_EXERCISE REQUIREMENTS_
Transcribe the listing below word for word.

Data excerpts
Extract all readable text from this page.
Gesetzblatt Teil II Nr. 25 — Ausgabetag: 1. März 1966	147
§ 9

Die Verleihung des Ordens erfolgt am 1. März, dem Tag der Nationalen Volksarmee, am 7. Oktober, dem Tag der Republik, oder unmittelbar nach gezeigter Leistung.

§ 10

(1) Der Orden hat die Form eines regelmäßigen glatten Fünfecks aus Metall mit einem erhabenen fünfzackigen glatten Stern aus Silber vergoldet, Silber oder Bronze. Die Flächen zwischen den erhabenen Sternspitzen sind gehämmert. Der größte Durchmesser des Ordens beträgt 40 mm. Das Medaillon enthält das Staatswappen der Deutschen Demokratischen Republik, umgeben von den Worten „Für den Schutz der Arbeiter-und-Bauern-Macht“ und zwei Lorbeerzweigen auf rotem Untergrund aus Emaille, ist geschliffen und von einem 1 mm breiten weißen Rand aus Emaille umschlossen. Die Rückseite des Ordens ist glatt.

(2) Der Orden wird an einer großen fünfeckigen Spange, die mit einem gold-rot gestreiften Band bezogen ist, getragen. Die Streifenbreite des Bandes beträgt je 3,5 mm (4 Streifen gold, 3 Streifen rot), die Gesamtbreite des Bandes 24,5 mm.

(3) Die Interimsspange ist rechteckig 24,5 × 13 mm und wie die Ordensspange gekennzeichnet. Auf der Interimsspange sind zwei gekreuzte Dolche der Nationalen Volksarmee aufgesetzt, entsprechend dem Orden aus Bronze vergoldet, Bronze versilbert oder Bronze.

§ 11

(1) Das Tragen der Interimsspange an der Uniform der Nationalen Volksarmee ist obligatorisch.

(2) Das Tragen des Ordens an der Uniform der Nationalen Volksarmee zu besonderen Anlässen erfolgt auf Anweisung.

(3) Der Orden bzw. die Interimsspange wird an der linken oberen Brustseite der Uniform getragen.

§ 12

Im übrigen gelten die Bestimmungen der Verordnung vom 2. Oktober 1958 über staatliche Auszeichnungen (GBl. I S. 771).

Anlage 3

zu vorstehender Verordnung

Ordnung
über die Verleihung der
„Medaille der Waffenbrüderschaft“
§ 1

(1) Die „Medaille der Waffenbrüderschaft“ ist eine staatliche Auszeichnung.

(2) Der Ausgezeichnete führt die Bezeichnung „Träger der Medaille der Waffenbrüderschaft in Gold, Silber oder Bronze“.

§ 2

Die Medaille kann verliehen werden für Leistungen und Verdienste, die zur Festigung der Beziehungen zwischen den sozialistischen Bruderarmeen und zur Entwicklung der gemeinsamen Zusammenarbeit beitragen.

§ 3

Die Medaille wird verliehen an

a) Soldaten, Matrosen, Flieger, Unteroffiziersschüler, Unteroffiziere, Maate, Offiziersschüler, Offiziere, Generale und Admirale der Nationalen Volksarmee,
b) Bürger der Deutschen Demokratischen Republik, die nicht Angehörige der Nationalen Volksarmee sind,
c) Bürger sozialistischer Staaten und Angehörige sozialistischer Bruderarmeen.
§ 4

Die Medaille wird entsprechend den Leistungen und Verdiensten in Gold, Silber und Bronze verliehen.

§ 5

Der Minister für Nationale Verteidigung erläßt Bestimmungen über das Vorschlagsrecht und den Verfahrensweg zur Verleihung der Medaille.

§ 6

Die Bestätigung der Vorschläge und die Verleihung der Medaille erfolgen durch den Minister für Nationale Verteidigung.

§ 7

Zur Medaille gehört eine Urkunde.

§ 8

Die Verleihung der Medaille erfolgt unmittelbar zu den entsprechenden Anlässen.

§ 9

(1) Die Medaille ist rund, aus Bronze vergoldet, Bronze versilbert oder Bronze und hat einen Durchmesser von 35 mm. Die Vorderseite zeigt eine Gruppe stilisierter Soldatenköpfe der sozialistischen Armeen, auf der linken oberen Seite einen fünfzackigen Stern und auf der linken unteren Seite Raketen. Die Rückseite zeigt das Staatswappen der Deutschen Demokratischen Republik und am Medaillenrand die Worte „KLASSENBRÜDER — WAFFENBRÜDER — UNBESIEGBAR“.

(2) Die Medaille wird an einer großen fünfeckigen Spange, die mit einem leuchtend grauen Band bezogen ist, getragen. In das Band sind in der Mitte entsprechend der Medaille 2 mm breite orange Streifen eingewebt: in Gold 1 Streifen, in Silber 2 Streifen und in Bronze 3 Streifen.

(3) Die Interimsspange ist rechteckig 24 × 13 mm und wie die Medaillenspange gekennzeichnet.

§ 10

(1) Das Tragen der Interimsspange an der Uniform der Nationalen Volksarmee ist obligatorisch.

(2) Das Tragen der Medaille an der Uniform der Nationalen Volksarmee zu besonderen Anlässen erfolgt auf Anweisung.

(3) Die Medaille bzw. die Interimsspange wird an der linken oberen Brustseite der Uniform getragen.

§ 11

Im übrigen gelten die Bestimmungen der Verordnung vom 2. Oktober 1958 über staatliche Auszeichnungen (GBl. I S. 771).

_WRITTEN RESPONSE_
Extract all readable text from this page.
Gesetzblatt Teil II Nr. 25 — Ausgabetag: 1. März 1966	147
§ 9

Die Verleihung des Ordens erfolgt am 1. März, dem Tag der Nationalen Volksarmee, am 7. Oktober, dem Tag der Republik, oder unmittelbar nach gezeigter Leistung.

§ 10

(1) Der Orden hat die Form eines regelmäßigen glatten Fünfecks aus Metall mit einem erhabenen fünfzackigen glatten Stern aus Silber vergoldet, Silber oder Bronze. Die Flächen zwischen den erhabenen Sternspitzen sind gehämmert. Der größte Durchmesser des Ordens beträgt 40 mm. Das Medaillon enthält das Staatswappen der Deutschen Demokratischen Republik, umgeben von den Worten „Für den Schutz der Arbeiter-und-Bauern-Macht“ und zwei Lorbeerzweigen auf rotem Untergrund aus Emaille, ist geschliffen und von einem 1 mm breiten weißen Rand aus Emaille umschlossen. Die Rückseite des Ordens ist glatt.

(2) Der Orden wird an einer großen fünfeckigen Spange, die mit einem gold-rot gestreiften Band bezogen ist, getragen. Die Streifenbreite des Bandes beträgt je 3,5 mm (4 Streifen gold, 3 Streifen rot), die Gesamtbreite des Bandes 24,5 mm.

(3) Die Interimsspange ist rechteckig 24,5 × 13 mm und wie die Ordensspange gekennzeichnet. Auf der Interimsspange sind zwei gekreuzte Dolche der Nationalen Volksarmee aufgesetzt, entsprechend dem Orden aus Bronze vergoldet, Bronze versilbert oder Bronze.

§ 11

(1) Das Tragen der Interimsspange an der Uniform der Nationalen Volksarmee ist obligatorisch.

(2) Das Tragen des Ordens an der Uniform der Nationalen Volksarmee zu besonderen Anlässen erfolgt auf Anweisung.

(3) Der Orden bzw. die Interimsspange wird an der linken oberen Brustseite der Uniform getragen.

§ 12

Im übrigen gelten die Bestimmungen der Verordnung vom 2. Oktober 1958 über staatliche Auszeichnungen (GBl. I S. 771).

Anlage 3

zu vorstehender Verordnung

Ordnung
über die Verleihung der
„Medaille der Waffenbrüderschaft“
§ 1

(1) Die „Medaille der Waffenbrüderschaft“ ist eine staatliche Auszeichnung.

(2) Der Ausgezeichnete führt die Bezeichnung „Träger der Medaille der Waffenbrüderschaft in Gold, Silber oder Bronze“.

§ 2

Die Medaille kann verliehen werden für Leistungen und Verdienste, die zur Festigung der Beziehungen zwischen den sozialistischen Bruderarmeen und zur Entwicklung der gemeinsamen Zusammenarbeit beitragen.

§ 3

Die Medaille wird verliehen an

a) Soldaten, Matrosen, Flieger, Unteroffiziersschüler, Unteroffiziere, Maate, Offiziersschüler, Offiziere, Generale und Admirale der Nationalen Volksarmee,
b) Bürger der Deutschen Demokratischen Republik, die nicht Angehörige der Nationalen Volksarmee sind,
c) Bürger sozialistischer Staaten und Angehörige sozialistischer Bruderarmeen.
§ 4

Die Medaille wird entsprechend den Leistungen und Verdiensten in Gold, Silber und Bronze verliehen.

§ 5

Der Minister für Nationale Verteidigung erläßt Bestimmungen über das Vorschlagsrecht und den Verfahrensweg zur Verleihung der Medaille.

§ 6

Die Bestätigung der Vorschläge und die Verleihung der Medaille erfolgen durch den Minister für Nationale Verteidigung.

§ 7

Zur Medaille gehört eine Urkunde.

§ 8

Die Verleihung der Medaille erfolgt unmittelbar zu den entsprechenden Anlässen.

§ 9

(1) Die Medaille ist rund, aus Bronze vergoldet, Bronze versilbert oder Bronze und hat einen Durchmesser von 35 mm. Die Vorderseite zeigt eine Gruppe stilisierter Soldatenköpfe der sozialistischen Armeen, auf der linken oberen Seite einen fünfzackigen Stern und auf der linken unteren Seite Raketen. Die Rückseite zeigt das Staatswappen der Deutschen Demokratischen Republik und am Medaillenrand die Worte „KLASSENBRÜDER — WAFFENBRÜDER — UNBESIEGBAR“.

(2) Die Medaille wird an einer großen fünfeckigen Spange, die mit einem leuchtend grauen Band bezogen ist, getragen. In das Band sind in der Mitte entsprechend der Medaille 2 mm breite orange Streifen eingewebt: in Gold 1 Streifen, in Silber 2 Streifen und in Bronze 3 Streifen.

(3) Die Interimsspange ist rechteckig 24 × 13 mm und wie die Medaillenspange gekennzeichnet.

§ 10

(1) Das Tragen der Interimsspange an der Uniform der Nationalen Volksarmee ist obligatorisch.

(2) Das Tragen der Medaille an der Uniform der Nationalen Volksarmee zu besonderen Anlässen erfolgt auf Anweisung.

(3) Die Medaille bzw. die Interimsspange wird an der linken oberen Brustseite der Uniform getragen.

§ 11

Im übrigen gelten die Bestimmungen der Verordnung vom 2. Oktober 1958 über staatliche Auszeichnungen (GBl. I S. 771).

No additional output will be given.